Records provided:
■ ■ ■
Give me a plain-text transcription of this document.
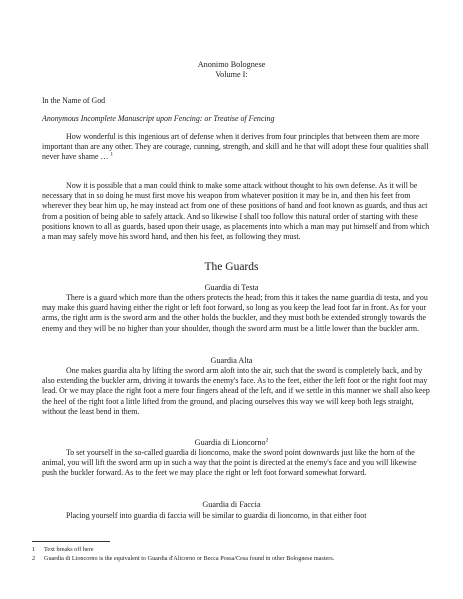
Anonimo Bolognese
Volume I:

In the Name of God

Anonymous Incomplete Manuscript upon Fencing: or Treatise of Fencing

How wonderful is this ingenious art of defense when it derives from four principles that between them are more important than are any other. They are courage, cunning, strength, and skill and he that will adopt these four qualities shall never have shame … $^1$

Now it is possible that a man could think to make some attack without thought to his own defense. As it will be necessary that in so doing he must first move his weapon from whatever position it may be in, and then his feet from wherever they bear him up, he may instead act from one of these positions of hand and foot known as guards, and thus act from a position of being able to safely attack. And so likewise I shall too follow this natural order of starting with these positions known to all as guards, based upon their usage, as placements into which a man may put himself and from which a man may safely move his sword hand, and then his feet, as following they must.

The Guards
Guardia di Testa

There is a guard which more than the others protects the head; from this it takes the name guardia di testa, and you may make this guard having either the right or left foot forward, so long as you keep the lead foot far in front. As for your arms, the right arm is the sword arm and the other holds the buckler, and they must both be extended strongly towards the enemy and they will be no higher than your shoulder, though the sword arm must be a little lower than the buckler arm.

Guardia Alta

One makes guardia alta by lifting the sword arm aloft into the air, such that the sword is completely back, and by also extending the buckler arm, driving it towards the enemy's face. As to the feet, either the left foot or the right foot may lead. Or we may place the right foot a mere four fingers ahead of the left, and if we settle in this manner we shall also keep the heel of the right foot a little lifted from the ground, and placing ourselves this way we will keep both legs straight, without the least bend in them.

Guardia di Lioncorno$^2$

To set yourself in the so-called guardia di lioncorno, make the sword point downwards just like the horn of the animal, you will lift the sword arm up in such a way that the point is directed at the enemy's face and you will likewise push the buckler forward. As to the feet we may place the right or left foot forward somewhat forward.

Guardia di Faccia

Placing yourself into guardia di faccia will be similar to guardia di lioncorno, in that either foot

1 Text breaks off here
2 Guardia di Lioncorno is the equivalent to Guardia d'Alicorno or Becca Possa/Cesa found in other Bolognese masters.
■ ■ ■
Work to be completed: Repeat the entries exactly and keep the pictures out of the copy.

Finished answer:
Give me a plain-text transcription of this document.
Anonimo Bolognese
Volume I:

In the Name of God

Anonymous Incomplete Manuscript upon Fencing: or Treatise of Fencing

How wonderful is this ingenious art of defense when it derives from four principles that between them are more important than are any other. They are courage, cunning, strength, and skill and he that will adopt these four qualities shall never have shame … $^1$

Now it is possible that a man could think to make some attack without thought to his own defense. As it will be necessary that in so doing he must first move his weapon from whatever position it may be in, and then his feet from wherever they bear him up, he may instead act from one of these positions of hand and foot known as guards, and thus act from a position of being able to safely attack. And so likewise I shall too follow this natural order of starting with these positions known to all as guards, based upon their usage, as placements into which a man may put himself and from which a man may safely move his sword hand, and then his feet, as following they must.

The Guards
Guardia di Testa

There is a guard which more than the others protects the head; from this it takes the name guardia di testa, and you may make this guard having either the right or left foot forward, so long as you keep the lead foot far in front. As for your arms, the right arm is the sword arm and the other holds the buckler, and they must both be extended strongly towards the enemy and they will be no higher than your shoulder, though the sword arm must be a little lower than the buckler arm.

Guardia Alta

One makes guardia alta by lifting the sword arm aloft into the air, such that the sword is completely back, and by also extending the buckler arm, driving it towards the enemy's face. As to the feet, either the left foot or the right foot may lead. Or we may place the right foot a mere four fingers ahead of the left, and if we settle in this manner we shall also keep the heel of the right foot a little lifted from the ground, and placing ourselves this way we will keep both legs straight, without the least bend in them.

Guardia di Lioncorno$^2$

To set yourself in the so-called guardia di lioncorno, make the sword point downwards just like the horn of the animal, you will lift the sword arm up in such a way that the point is directed at the enemy's face and you will likewise push the buckler forward. As to the feet we may place the right or left foot forward somewhat forward.

Guardia di Faccia

Placing yourself into guardia di faccia will be similar to guardia di lioncorno, in that either foot

1 Text breaks off here
2 Guardia di Lioncorno is the equivalent to Guardia d'Alicorno or Becca Possa/Cesa found in other Bolognese masters.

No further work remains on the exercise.